# Start of SUPPLIED INFORMATION

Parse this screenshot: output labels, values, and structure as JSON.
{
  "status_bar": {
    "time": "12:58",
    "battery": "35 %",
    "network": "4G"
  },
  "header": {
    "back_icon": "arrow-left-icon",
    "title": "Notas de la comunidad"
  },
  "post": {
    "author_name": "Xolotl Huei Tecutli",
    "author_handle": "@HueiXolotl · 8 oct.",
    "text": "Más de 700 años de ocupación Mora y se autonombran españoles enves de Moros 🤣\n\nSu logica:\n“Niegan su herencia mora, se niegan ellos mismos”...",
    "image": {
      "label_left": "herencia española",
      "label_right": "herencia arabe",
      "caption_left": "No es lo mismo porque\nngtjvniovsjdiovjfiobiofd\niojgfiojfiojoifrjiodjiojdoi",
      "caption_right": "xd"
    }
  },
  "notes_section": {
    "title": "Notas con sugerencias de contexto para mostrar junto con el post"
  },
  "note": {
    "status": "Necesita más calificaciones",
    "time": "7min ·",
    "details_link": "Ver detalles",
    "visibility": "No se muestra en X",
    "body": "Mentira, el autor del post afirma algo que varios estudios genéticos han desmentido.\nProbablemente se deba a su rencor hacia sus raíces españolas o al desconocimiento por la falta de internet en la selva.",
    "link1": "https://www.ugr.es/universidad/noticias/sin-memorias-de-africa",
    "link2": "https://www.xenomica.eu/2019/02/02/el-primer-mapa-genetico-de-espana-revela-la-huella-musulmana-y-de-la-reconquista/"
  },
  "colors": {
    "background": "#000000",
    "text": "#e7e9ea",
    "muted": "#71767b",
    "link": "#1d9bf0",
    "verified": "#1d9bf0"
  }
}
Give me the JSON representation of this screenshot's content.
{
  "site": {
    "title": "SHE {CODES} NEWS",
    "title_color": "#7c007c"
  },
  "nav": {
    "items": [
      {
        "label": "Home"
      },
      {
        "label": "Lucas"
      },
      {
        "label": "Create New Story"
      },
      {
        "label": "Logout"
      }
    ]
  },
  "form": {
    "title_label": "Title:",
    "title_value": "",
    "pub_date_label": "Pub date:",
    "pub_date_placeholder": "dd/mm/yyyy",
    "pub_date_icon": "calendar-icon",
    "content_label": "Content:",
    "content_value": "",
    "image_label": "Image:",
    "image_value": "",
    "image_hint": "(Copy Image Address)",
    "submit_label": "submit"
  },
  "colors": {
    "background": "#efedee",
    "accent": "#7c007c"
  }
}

# End of SUPPLIED INFORMATION

> WORK TO DO
Quote, without any change, each line from the one that contains "Give me the" through the end of the material.

> CORRECT RESULT
Give me the JSON representation of this screenshot's content.
{
  "site": {
    "title": "SHE {CODES} NEWS",
    "title_color": "#7c007c"
  },
  "nav": {
    "items": [
      {
        "label": "Home"
      },
      {
        "label": "Lucas"
      },
      {
        "label": "Create New Story"
      },
      {
        "label": "Logout"
      }
    ]
  },
  "form": {
    "title_label": "Title:",
    "title_value": "",
    "pub_date_label": "Pub date:",
    "pub_date_placeholder": "dd/mm/yyyy",
    "pub_date_icon": "calendar-icon",
    "content_label": "Content:",
    "content_value": "",
    "image_label": "Image:",
    "image_value": "",
    "image_hint": "(Copy Image Address)",
    "submit_label": "submit"
  },
  "colors": {
    "background": "#efedee",
    "accent": "#7c007c"
  }
}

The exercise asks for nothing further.